TASK GOAL: Gather all lines in the entries below that include the word "JSON".

-- BEGIN --

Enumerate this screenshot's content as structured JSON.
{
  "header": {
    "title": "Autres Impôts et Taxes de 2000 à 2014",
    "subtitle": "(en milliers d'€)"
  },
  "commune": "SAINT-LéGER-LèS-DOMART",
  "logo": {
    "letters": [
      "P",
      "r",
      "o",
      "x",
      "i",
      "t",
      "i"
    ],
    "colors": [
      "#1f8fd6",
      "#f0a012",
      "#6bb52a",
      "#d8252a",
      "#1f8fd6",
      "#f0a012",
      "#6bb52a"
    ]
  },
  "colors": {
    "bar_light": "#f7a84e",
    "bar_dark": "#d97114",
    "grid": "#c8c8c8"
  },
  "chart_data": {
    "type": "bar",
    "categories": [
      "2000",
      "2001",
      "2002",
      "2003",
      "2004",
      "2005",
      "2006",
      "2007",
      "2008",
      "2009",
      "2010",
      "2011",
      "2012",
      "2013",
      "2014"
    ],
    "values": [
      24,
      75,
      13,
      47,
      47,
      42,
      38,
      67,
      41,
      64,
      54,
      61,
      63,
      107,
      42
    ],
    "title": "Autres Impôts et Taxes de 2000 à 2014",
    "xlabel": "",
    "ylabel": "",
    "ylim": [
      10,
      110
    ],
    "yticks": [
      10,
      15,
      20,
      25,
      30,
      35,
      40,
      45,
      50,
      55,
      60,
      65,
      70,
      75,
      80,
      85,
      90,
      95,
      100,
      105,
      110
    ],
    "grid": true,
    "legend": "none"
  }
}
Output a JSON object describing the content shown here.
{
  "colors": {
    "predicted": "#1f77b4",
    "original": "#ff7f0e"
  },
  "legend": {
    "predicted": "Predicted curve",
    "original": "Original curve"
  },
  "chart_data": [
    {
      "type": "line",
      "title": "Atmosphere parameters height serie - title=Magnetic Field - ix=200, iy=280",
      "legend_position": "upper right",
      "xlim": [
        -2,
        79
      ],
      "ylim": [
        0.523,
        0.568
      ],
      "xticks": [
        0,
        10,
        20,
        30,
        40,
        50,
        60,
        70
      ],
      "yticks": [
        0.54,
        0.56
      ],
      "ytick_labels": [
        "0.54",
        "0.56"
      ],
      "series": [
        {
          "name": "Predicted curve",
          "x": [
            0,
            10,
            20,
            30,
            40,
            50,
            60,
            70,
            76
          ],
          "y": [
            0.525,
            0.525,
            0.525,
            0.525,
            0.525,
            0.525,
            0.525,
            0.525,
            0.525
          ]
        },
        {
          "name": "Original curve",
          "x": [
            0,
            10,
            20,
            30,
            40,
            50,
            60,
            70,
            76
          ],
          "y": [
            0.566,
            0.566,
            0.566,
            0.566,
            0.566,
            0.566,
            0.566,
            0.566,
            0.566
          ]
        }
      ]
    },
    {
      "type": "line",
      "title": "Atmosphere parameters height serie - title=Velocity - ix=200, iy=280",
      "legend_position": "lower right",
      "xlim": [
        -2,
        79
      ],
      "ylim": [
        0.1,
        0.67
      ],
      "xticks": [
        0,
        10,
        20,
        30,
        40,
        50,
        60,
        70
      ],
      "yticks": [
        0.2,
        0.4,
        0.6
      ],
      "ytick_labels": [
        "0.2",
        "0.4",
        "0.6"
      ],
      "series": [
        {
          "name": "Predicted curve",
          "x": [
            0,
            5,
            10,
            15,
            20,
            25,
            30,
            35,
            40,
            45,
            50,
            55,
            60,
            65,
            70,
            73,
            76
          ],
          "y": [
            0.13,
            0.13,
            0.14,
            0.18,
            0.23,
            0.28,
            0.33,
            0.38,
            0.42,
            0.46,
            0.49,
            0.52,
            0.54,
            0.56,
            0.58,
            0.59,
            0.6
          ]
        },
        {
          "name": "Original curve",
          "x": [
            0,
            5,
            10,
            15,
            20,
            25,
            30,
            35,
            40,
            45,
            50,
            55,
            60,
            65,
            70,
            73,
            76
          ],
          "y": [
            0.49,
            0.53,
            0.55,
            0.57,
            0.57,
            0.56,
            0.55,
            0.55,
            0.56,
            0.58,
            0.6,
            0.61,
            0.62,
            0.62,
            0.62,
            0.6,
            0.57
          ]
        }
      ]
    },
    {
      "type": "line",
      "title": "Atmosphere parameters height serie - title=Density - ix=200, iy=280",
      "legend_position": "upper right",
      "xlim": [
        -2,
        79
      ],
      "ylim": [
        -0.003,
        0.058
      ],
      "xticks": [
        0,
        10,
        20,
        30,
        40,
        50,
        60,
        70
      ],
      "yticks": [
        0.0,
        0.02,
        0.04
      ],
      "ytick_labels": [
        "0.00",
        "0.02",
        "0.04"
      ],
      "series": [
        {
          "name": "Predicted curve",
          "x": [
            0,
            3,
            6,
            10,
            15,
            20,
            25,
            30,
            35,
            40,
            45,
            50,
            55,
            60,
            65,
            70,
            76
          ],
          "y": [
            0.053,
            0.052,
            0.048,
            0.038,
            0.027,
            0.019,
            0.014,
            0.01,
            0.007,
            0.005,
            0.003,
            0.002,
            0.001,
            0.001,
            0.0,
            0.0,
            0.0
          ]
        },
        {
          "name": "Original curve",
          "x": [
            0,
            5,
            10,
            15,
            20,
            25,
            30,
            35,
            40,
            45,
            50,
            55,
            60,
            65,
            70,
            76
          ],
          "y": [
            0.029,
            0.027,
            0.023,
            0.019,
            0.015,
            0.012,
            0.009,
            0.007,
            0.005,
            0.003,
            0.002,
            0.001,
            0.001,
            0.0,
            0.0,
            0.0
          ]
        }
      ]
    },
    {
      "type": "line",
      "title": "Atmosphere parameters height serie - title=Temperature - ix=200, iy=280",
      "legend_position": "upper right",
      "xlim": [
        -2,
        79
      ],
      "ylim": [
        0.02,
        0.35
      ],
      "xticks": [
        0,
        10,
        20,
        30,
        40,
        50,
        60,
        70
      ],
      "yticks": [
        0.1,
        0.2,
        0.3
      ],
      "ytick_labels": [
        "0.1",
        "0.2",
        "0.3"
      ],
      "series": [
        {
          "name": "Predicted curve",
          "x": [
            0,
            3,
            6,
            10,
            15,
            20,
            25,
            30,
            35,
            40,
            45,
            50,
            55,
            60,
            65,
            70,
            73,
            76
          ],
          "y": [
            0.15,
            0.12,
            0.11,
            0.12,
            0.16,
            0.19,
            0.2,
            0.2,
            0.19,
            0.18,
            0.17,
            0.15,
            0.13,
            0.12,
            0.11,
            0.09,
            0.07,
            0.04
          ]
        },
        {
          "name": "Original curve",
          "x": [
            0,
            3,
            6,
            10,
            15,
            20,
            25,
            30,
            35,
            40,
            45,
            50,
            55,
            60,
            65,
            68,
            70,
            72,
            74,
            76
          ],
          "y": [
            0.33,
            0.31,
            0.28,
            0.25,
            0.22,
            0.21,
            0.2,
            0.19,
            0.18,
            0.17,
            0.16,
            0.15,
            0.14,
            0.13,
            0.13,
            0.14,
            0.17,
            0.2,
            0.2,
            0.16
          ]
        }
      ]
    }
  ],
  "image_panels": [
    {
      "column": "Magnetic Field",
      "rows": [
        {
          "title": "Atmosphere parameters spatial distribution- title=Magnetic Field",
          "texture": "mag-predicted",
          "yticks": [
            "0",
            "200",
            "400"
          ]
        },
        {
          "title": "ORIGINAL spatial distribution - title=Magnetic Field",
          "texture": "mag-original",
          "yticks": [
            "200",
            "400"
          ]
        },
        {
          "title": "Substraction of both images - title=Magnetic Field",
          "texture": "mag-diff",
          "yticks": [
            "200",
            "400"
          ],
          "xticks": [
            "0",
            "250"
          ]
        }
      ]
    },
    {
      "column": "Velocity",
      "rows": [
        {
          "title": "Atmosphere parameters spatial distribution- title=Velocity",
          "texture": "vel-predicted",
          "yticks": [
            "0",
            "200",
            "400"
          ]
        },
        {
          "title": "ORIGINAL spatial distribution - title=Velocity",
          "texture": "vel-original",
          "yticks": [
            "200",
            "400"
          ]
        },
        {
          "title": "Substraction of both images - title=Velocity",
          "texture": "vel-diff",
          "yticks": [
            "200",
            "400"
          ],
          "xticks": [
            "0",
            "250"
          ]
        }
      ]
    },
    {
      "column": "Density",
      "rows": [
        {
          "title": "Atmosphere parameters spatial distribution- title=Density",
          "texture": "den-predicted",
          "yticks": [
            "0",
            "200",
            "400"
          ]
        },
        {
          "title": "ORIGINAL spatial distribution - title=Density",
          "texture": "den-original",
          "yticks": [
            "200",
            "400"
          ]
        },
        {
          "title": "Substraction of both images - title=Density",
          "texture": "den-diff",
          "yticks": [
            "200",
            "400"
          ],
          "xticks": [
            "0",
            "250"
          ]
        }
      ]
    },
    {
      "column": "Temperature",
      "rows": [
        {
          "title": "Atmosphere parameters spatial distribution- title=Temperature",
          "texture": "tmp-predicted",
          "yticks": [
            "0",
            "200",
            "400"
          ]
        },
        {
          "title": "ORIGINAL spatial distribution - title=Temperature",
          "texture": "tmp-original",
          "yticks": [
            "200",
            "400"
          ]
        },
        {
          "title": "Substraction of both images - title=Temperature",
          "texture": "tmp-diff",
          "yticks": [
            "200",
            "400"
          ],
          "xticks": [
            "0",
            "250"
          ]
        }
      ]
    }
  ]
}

-- END --

REPLY TO THE EXERCISE:
Enumerate this screenshot's content as structured JSON.
Output a JSON object describing the content shown here.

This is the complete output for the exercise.